(YOUR OBJECTIVE) Transcribe every line exactly and omit anything that is a picture.

== RAW RECORDS ==

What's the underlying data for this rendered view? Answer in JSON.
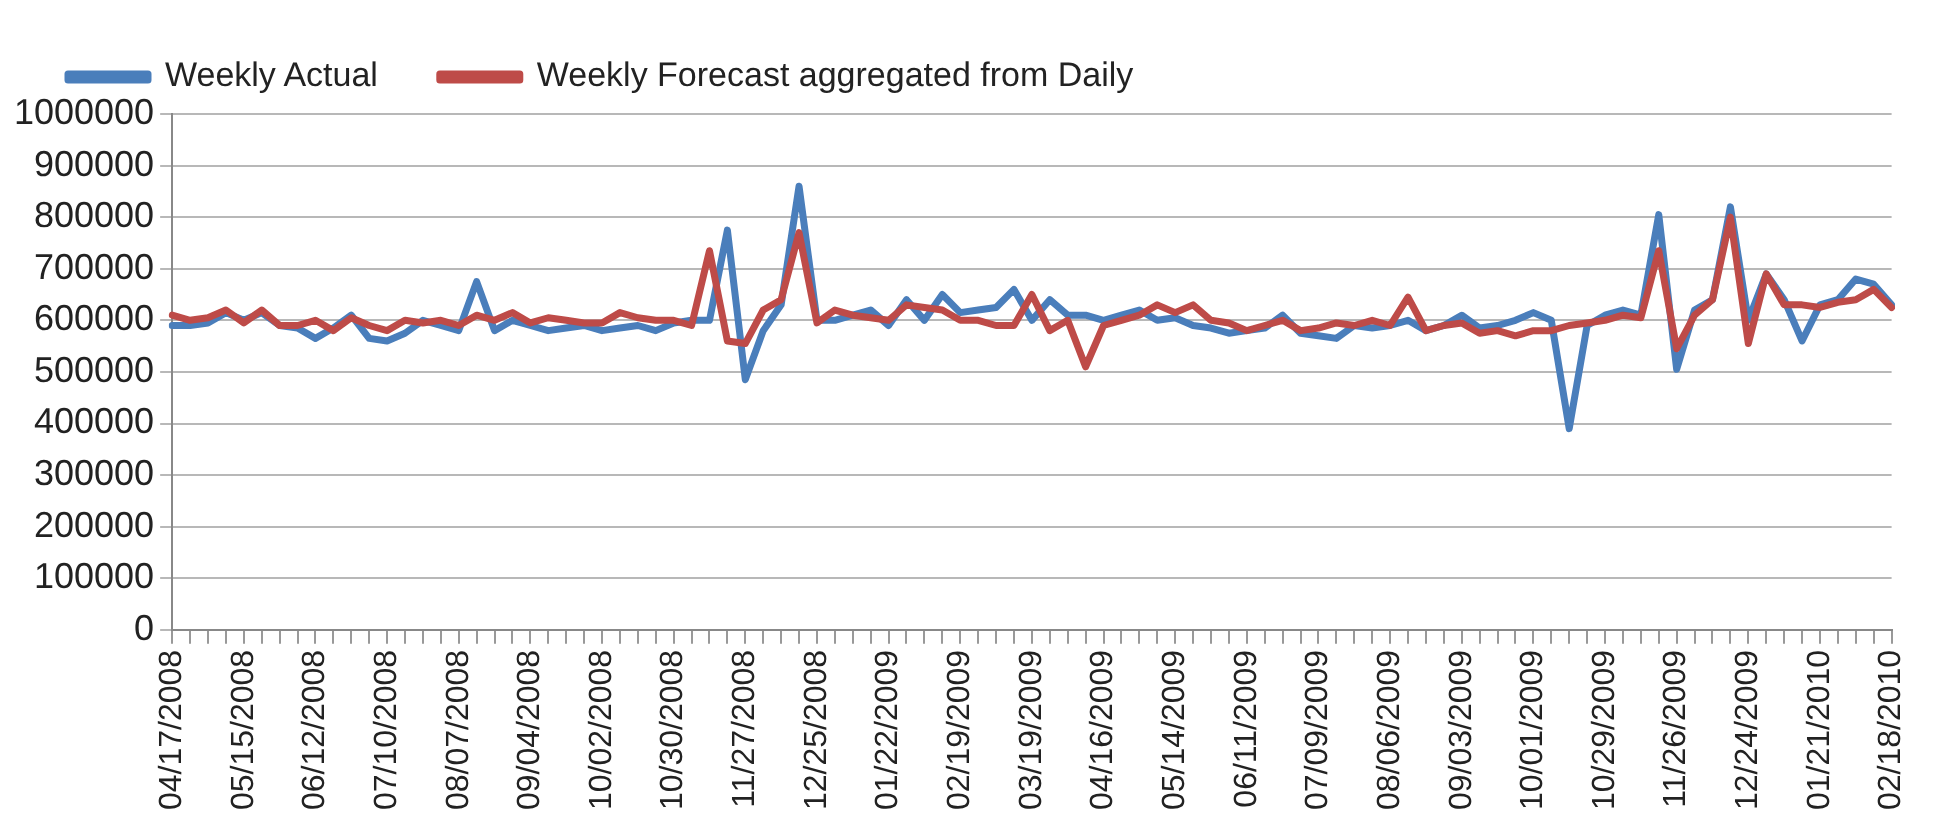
{
  "chart_data": {
    "type": "line",
    "categories": [
      "04/17/2008",
      null,
      null,
      null,
      "05/15/2008",
      null,
      null,
      null,
      "06/12/2008",
      null,
      null,
      null,
      "07/10/2008",
      null,
      null,
      null,
      "08/07/2008",
      null,
      null,
      null,
      "09/04/2008",
      null,
      null,
      null,
      "10/02/2008",
      null,
      null,
      null,
      "10/30/2008",
      null,
      null,
      null,
      "11/27/2008",
      null,
      null,
      null,
      "12/25/2008",
      null,
      null,
      null,
      "01/22/2009",
      null,
      null,
      null,
      "02/19/2009",
      null,
      null,
      null,
      "03/19/2009",
      null,
      null,
      null,
      "04/16/2009",
      null,
      null,
      null,
      "05/14/2009",
      null,
      null,
      null,
      "06/11/2009",
      null,
      null,
      null,
      "07/09/2009",
      null,
      null,
      null,
      "08/06/2009",
      null,
      null,
      null,
      "09/03/2009",
      null,
      null,
      null,
      "10/01/2009",
      null,
      null,
      null,
      "10/29/2009",
      null,
      null,
      null,
      "11/26/2009",
      null,
      null,
      null,
      "12/24/2009",
      null,
      null,
      null,
      "01/21/2010",
      null,
      null,
      null,
      "02/18/2010"
    ],
    "series": [
      {
        "name": "Weekly Actual",
        "color": "#4a7ebb",
        "values": [
          590000,
          590000,
          595000,
          615000,
          600000,
          615000,
          590000,
          585000,
          565000,
          585000,
          610000,
          565000,
          560000,
          575000,
          600000,
          590000,
          580000,
          675000,
          580000,
          600000,
          590000,
          580000,
          585000,
          590000,
          580000,
          585000,
          590000,
          580000,
          595000,
          600000,
          600000,
          775000,
          485000,
          580000,
          630000,
          860000,
          600000,
          600000,
          610000,
          620000,
          590000,
          640000,
          600000,
          650000,
          615000,
          620000,
          625000,
          660000,
          600000,
          640000,
          610000,
          610000,
          600000,
          610000,
          620000,
          600000,
          605000,
          590000,
          585000,
          575000,
          580000,
          585000,
          610000,
          575000,
          570000,
          565000,
          590000,
          585000,
          590000,
          600000,
          580000,
          590000,
          610000,
          585000,
          590000,
          600000,
          615000,
          600000,
          390000,
          590000,
          610000,
          620000,
          610000,
          805000,
          505000,
          620000,
          640000,
          820000,
          600000,
          690000,
          640000,
          560000,
          630000,
          640000,
          680000,
          670000,
          630000
        ]
      },
      {
        "name": "Weekly Forecast aggregated from Daily",
        "color": "#be4b48",
        "values": [
          610000,
          600000,
          605000,
          620000,
          595000,
          620000,
          590000,
          590000,
          600000,
          580000,
          605000,
          590000,
          580000,
          600000,
          595000,
          600000,
          590000,
          610000,
          600000,
          615000,
          595000,
          605000,
          600000,
          595000,
          595000,
          615000,
          605000,
          600000,
          600000,
          590000,
          735000,
          560000,
          555000,
          620000,
          640000,
          770000,
          595000,
          620000,
          610000,
          605000,
          600000,
          630000,
          625000,
          620000,
          600000,
          600000,
          590000,
          590000,
          650000,
          580000,
          600000,
          510000,
          590000,
          600000,
          610000,
          630000,
          615000,
          630000,
          600000,
          595000,
          580000,
          590000,
          600000,
          580000,
          585000,
          595000,
          590000,
          600000,
          590000,
          645000,
          580000,
          590000,
          595000,
          575000,
          580000,
          570000,
          580000,
          580000,
          590000,
          595000,
          600000,
          610000,
          605000,
          735000,
          545000,
          610000,
          640000,
          800000,
          555000,
          690000,
          630000,
          630000,
          625000,
          635000,
          640000,
          660000,
          625000
        ]
      }
    ],
    "ylim": [
      0,
      1000000
    ],
    "yticks": [
      0,
      100000,
      200000,
      300000,
      400000,
      500000,
      600000,
      700000,
      800000,
      900000,
      1000000
    ],
    "grid": "y",
    "legend": "top",
    "marker": "none",
    "line_style": "solid"
  }
}
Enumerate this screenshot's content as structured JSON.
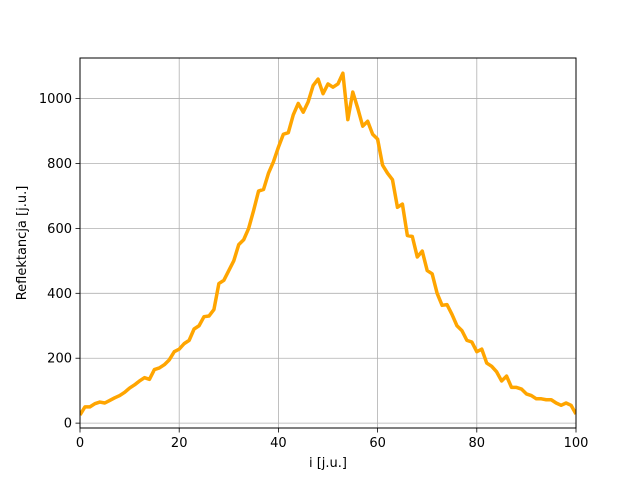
{
  "chart_data": {
    "type": "line",
    "title": "",
    "xlabel": "i [j.u.]",
    "ylabel": "Reflektancja [j.u.]",
    "xlim": [
      0,
      100
    ],
    "ylim": [
      -15,
      1125
    ],
    "xticks": [
      0,
      20,
      40,
      60,
      80,
      100
    ],
    "yticks": [
      0,
      200,
      400,
      600,
      800,
      1000
    ],
    "grid": true,
    "legend": "none",
    "line_color": "#ffa500",
    "series": [
      {
        "x": [
          0,
          1,
          2,
          3,
          4,
          5,
          6,
          7,
          8,
          9,
          10,
          11,
          12,
          13,
          14,
          15,
          16,
          17,
          18,
          19,
          20,
          21,
          22,
          23,
          24,
          25,
          26,
          27,
          28,
          29,
          30,
          31,
          32,
          33,
          34,
          35,
          36,
          37,
          38,
          39,
          40,
          41,
          42,
          43,
          44,
          45,
          46,
          47,
          48,
          49,
          50,
          51,
          52,
          53,
          54,
          55,
          56,
          57,
          58,
          59,
          60,
          61,
          62,
          63,
          64,
          65,
          66,
          67,
          68,
          69,
          70,
          71,
          72,
          73,
          74,
          75,
          76,
          77,
          78,
          79,
          80,
          81,
          82,
          83,
          84,
          85,
          86,
          87,
          88,
          89,
          90,
          91,
          92,
          93,
          94,
          95,
          96,
          97,
          98,
          99,
          100
        ],
        "values": [
          25,
          50,
          50,
          60,
          65,
          62,
          70,
          78,
          85,
          95,
          108,
          118,
          130,
          140,
          135,
          165,
          170,
          180,
          195,
          220,
          228,
          245,
          255,
          290,
          300,
          328,
          330,
          350,
          430,
          440,
          470,
          500,
          550,
          565,
          600,
          655,
          715,
          720,
          770,
          805,
          850,
          890,
          895,
          950,
          985,
          958,
          990,
          1040,
          1060,
          1015,
          1045,
          1035,
          1045,
          1078,
          935,
          1020,
          970,
          915,
          930,
          890,
          875,
          795,
          770,
          750,
          665,
          675,
          578,
          575,
          512,
          530,
          470,
          460,
          400,
          363,
          365,
          335,
          300,
          285,
          255,
          250,
          220,
          228,
          185,
          175,
          158,
          130,
          145,
          110,
          110,
          105,
          90,
          85,
          75,
          75,
          72,
          72,
          62,
          55,
          62,
          55,
          28
        ]
      }
    ]
  }
}
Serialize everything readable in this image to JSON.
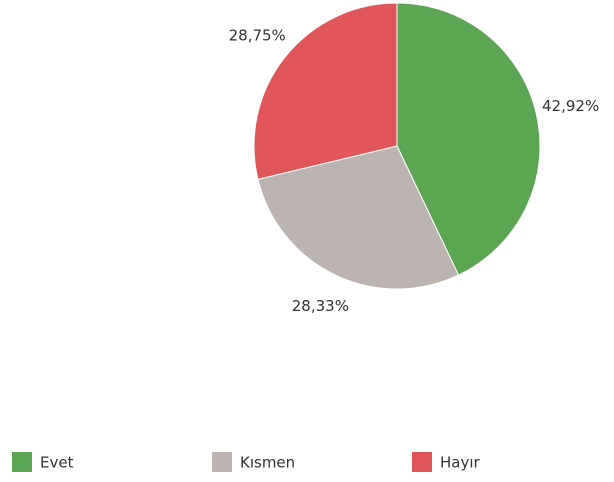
{
  "chart_data": {
    "type": "pie",
    "categories": [
      "Evet",
      "Kısmen",
      "Hayır"
    ],
    "values": [
      42.92,
      28.33,
      28.75
    ],
    "value_labels": [
      "42,92%",
      "28,33%",
      "28,75%"
    ],
    "colors": [
      "#5ba553",
      "#bcb4b0",
      "#e15759"
    ]
  }
}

===

(ANSWER TO THE EXERCISE)
What's the underlying data for this rendered view? Answer in JSON.
{
  "chart_data": {
    "type": "line",
    "categories": [
      "04/17/2008",
      null,
      null,
      null,
      "05/15/2008",
      null,
      null,
      null,
      "06/12/2008",
      null,
      null,
      null,
      "07/10/2008",
      null,
      null,
      null,
      "08/07/2008",
      null,
      null,
      null,
      "09/04/2008",
      null,
      null,
      null,
      "10/02/2008",
      null,
      null,
      null,
      "10/30/2008",
      null,
      null,
      null,
      "11/27/2008",
      null,
      null,
      null,
      "12/25/2008",
      null,
      null,
      null,
      "01/22/2009",
      null,
      null,
      null,
      "02/19/2009",
      null,
      null,
      null,
      "03/19/2009",
      null,
      null,
      null,
      "04/16/2009",
      null,
      null,
      null,
      "05/14/2009",
      null,
      null,
      null,
      "06/11/2009",
      null,
      null,
      null,
      "07/09/2009",
      null,
      null,
      null,
      "08/06/2009",
      null,
      null,
      null,
      "09/03/2009",
      null,
      null,
      null,
      "10/01/2009",
      null,
      null,
      null,
      "10/29/2009",
      null,
      null,
      null,
      "11/26/2009",
      null,
      null,
      null,
      "12/24/2009",
      null,
      null,
      null,
      "01/21/2010",
      null,
      null,
      null,
      "02/18/2010"
    ],
    "series": [
      {
        "name": "Weekly Actual",
        "color": "#4a7ebb",
        "values": [
          590000,
          590000,
          595000,
          615000,
          600000,
          615000,
          590000,
          585000,
          565000,
          585000,
          610000,
          565000,
          560000,
          575000,
          600000,
          590000,
          580000,
          675000,
          580000,
          600000,
          590000,
          580000,
          585000,
          590000,
          580000,
          585000,
          590000,
          580000,
          595000,
          600000,
          600000,
          775000,
          485000,
          580000,
          630000,
          860000,
          600000,
          600000,
          610000,
          620000,
          590000,
          640000,
          600000,
          650000,
          615000,
          620000,
          625000,
          660000,
          600000,
          640000,
          610000,
          610000,
          600000,
          610000,
          620000,
          600000,
          605000,
          590000,
          585000,
          575000,
          580000,
          585000,
          610000,
          575000,
          570000,
          565000,
          590000,
          585000,
          590000,
          600000,
          580000,
          590000,
          610000,
          585000,
          590000,
          600000,
          615000,
          600000,
          390000,
          590000,
          610000,
          620000,
          610000,
          805000,
          505000,
          620000,
          640000,
          820000,
          600000,
          690000,
          640000,
          560000,
          630000,
          640000,
          680000,
          670000,
          630000
        ]
      },
      {
        "name": "Weekly Forecast aggregated from Daily",
        "color": "#be4b48",
        "values": [
          610000,
          600000,
          605000,
          620000,
          595000,
          620000,
          590000,
          590000,
          600000,
          580000,
          605000,
          590000,
          580000,
          600000,
          595000,
          600000,
          590000,
          610000,
          600000,
          615000,
          595000,
          605000,
          600000,
          595000,
          595000,
          615000,
          605000,
          600000,
          600000,
          590000,
          735000,
          560000,
          555000,
          620000,
          640000,
          770000,
          595000,
          620000,
          610000,
          605000,
          600000,
          630000,
          625000,
          620000,
          600000,
          600000,
          590000,
          590000,
          650000,
          580000,
          600000,
          510000,
          590000,
          600000,
          610000,
          630000,
          615000,
          630000,
          600000,
          595000,
          580000,
          590000,
          600000,
          580000,
          585000,
          595000,
          590000,
          600000,
          590000,
          645000,
          580000,
          590000,
          595000,
          575000,
          580000,
          570000,
          580000,
          580000,
          590000,
          595000,
          600000,
          610000,
          605000,
          735000,
          545000,
          610000,
          640000,
          800000,
          555000,
          690000,
          630000,
          630000,
          625000,
          635000,
          640000,
          660000,
          625000
        ]
      }
    ],
    "ylim": [
      0,
      1000000
    ],
    "yticks": [
      0,
      100000,
      200000,
      300000,
      400000,
      500000,
      600000,
      700000,
      800000,
      900000,
      1000000
    ],
    "grid": "y",
    "legend": "top",
    "marker": "none",
    "line_style": "solid"
  }
}
Enumerate this screenshot's content as structured JSON.
{
  "chart_data": {
    "type": "line",
    "title": "",
    "xlabel": "i [j.u.]",
    "ylabel": "Reflektancja [j.u.]",
    "xlim": [
      0,
      100
    ],
    "ylim": [
      -15,
      1125
    ],
    "xticks": [
      0,
      20,
      40,
      60,
      80,
      100
    ],
    "yticks": [
      0,
      200,
      400,
      600,
      800,
      1000
    ],
    "grid": true,
    "legend": "none",
    "line_color": "#ffa500",
    "series": [
      {
        "x": [
          0,
          1,
          2,
          3,
          4,
          5,
          6,
          7,
          8,
          9,
          10,
          11,
          12,
          13,
          14,
          15,
          16,
          17,
          18,
          19,
          20,
          21,
          22,
          23,
          24,
          25,
          26,
          27,
          28,
          29,
          30,
          31,
          32,
          33,
          34,
          35,
          36,
          37,
          38,
          39,
          40,
          41,
          42,
          43,
          44,
          45,
          46,
          47,
          48,
          49,
          50,
          51,
          52,
          53,
          54,
          55,
          56,
          57,
          58,
          59,
          60,
          61,
          62,
          63,
          64,
          65,
          66,
          67,
          68,
          69,
          70,
          71,
          72,
          73,
          74,
          75,
          76,
          77,
          78,
          79,
          80,
          81,
          82,
          83,
          84,
          85,
          86,
          87,
          88,
          89,
          90,
          91,
          92,
          93,
          94,
          95,
          96,
          97,
          98,
          99,
          100
        ],
        "values": [
          25,
          50,
          50,
          60,
          65,
          62,
          70,
          78,
          85,
          95,
          108,
          118,
          130,
          140,
          135,
          165,
          170,
          180,
          195,
          220,
          228,
          245,
          255,
          290,
          300,
          328,
          330,
          350,
          430,
          440,
          470,
          500,
          550,
          565,
          600,
          655,
          715,
          720,
          770,
          805,
          850,
          890,
          895,
          950,
          985,
          958,
          990,
          1040,
          1060,
          1015,
          1045,
          1035,
          1045,
          1078,
          935,
          1020,
          970,
          915,
          930,
          890,
          875,
          795,
          770,
          750,
          665,
          675,
          578,
          575,
          512,
          530,
          470,
          460,
          400,
          363,
          365,
          335,
          300,
          285,
          255,
          250,
          220,
          228,
          185,
          175,
          158,
          130,
          145,
          110,
          110,
          105,
          90,
          85,
          75,
          75,
          72,
          72,
          62,
          55,
          62,
          55,
          28
        ]
      }
    ]
  }
}
Serialize everything readable in this image to JSON.
{
  "chart_data": {
    "type": "pie",
    "categories": [
      "Evet",
      "Kısmen",
      "Hayır"
    ],
    "values": [
      42.92,
      28.33,
      28.75
    ],
    "value_labels": [
      "42,92%",
      "28,33%",
      "28,75%"
    ],
    "colors": [
      "#5ba553",
      "#bcb4b0",
      "#e15759"
    ]
  }
}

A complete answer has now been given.